Stored records
====

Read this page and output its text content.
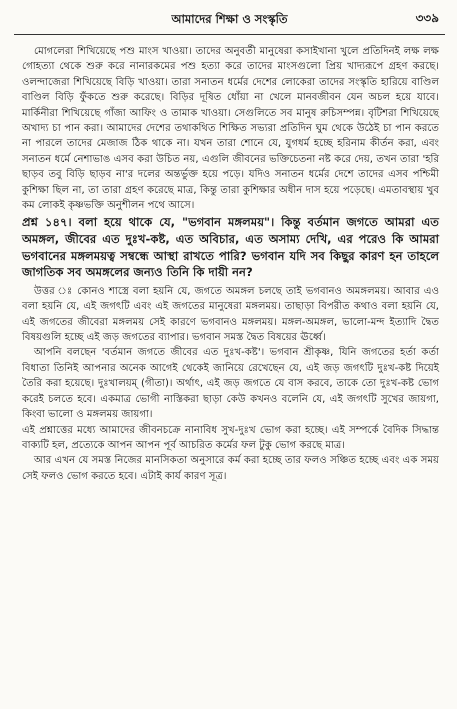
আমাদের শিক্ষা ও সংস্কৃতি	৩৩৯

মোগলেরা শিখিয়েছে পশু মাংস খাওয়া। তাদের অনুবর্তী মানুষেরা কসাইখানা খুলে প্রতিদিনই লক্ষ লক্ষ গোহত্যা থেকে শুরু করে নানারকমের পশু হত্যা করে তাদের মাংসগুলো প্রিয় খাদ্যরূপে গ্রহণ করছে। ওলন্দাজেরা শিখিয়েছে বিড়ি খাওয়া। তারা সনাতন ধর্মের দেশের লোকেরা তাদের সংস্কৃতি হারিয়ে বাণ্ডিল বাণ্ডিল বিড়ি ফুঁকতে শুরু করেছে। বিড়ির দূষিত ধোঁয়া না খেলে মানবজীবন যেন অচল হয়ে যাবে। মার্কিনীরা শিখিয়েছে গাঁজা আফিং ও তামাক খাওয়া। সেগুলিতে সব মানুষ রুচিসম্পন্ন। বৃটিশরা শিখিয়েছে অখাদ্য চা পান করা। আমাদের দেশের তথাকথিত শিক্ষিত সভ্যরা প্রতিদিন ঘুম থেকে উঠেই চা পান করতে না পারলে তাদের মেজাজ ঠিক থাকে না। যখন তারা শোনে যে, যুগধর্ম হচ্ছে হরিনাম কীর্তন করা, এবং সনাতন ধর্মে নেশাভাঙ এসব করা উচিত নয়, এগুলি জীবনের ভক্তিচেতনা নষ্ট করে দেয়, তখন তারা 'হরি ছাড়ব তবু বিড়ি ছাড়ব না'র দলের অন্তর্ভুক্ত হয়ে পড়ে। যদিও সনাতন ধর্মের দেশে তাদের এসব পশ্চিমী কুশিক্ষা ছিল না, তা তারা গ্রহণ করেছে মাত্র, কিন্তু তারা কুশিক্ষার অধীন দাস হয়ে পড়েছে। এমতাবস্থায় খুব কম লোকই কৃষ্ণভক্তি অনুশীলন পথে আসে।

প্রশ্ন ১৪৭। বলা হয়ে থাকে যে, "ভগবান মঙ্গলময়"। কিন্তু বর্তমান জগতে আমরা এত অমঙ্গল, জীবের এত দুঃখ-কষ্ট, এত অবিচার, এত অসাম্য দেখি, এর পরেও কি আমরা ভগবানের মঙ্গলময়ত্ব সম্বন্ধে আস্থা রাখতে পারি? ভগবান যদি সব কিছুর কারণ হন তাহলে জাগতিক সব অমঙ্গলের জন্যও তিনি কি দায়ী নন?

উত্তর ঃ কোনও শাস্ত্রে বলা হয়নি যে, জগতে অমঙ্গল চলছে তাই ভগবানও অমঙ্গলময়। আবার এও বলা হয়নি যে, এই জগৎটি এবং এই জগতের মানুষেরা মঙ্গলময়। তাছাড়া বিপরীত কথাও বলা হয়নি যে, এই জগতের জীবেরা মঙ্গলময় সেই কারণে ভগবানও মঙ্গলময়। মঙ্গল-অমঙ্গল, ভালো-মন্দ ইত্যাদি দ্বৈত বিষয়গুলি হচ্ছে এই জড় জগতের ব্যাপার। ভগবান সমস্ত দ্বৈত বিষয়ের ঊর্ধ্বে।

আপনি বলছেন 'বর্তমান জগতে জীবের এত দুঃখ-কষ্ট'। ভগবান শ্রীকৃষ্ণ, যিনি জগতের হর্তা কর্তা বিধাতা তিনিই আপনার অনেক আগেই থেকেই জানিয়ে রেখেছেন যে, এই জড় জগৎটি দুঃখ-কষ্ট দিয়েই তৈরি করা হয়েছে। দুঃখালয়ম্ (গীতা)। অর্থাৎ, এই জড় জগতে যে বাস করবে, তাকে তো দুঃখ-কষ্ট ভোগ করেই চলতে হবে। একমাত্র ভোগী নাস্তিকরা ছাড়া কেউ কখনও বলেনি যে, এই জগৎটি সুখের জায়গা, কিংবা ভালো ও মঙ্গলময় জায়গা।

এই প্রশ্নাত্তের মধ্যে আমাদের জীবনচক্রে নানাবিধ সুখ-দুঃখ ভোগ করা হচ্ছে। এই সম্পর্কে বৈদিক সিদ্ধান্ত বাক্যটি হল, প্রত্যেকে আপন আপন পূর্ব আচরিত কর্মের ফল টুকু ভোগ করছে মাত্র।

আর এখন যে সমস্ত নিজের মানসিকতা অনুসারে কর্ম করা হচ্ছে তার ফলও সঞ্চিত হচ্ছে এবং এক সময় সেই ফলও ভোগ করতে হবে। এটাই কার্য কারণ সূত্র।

====

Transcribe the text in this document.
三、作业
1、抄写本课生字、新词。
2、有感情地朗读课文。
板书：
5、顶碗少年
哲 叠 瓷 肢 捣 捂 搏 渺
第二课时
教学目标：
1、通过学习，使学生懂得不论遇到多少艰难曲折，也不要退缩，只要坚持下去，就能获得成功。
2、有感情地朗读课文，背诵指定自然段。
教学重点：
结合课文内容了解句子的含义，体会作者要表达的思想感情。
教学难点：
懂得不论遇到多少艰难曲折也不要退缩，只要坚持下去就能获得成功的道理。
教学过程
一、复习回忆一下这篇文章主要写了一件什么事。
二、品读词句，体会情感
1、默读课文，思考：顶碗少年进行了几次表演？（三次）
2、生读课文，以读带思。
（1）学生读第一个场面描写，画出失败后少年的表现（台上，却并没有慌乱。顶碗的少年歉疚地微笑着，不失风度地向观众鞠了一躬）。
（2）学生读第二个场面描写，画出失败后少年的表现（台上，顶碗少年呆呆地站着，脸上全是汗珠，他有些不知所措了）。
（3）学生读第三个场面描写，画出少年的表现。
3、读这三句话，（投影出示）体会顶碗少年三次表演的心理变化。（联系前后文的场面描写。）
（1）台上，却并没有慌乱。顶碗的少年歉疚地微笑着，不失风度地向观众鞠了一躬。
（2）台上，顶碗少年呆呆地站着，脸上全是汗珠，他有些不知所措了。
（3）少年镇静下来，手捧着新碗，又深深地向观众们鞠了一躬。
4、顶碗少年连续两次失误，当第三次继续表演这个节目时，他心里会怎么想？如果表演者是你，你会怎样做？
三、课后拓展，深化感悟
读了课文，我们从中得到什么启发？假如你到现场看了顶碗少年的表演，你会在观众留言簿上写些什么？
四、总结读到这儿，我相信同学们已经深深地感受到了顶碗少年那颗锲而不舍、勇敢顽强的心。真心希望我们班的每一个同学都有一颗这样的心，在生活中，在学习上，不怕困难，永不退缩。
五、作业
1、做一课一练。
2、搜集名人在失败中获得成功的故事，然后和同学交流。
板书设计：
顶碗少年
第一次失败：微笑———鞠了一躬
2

====

Problem requirements:
Filter the records for lines holding the string "this". Copy each one.

Written response:
Read this page and output its text content.
Transcribe the text in this document.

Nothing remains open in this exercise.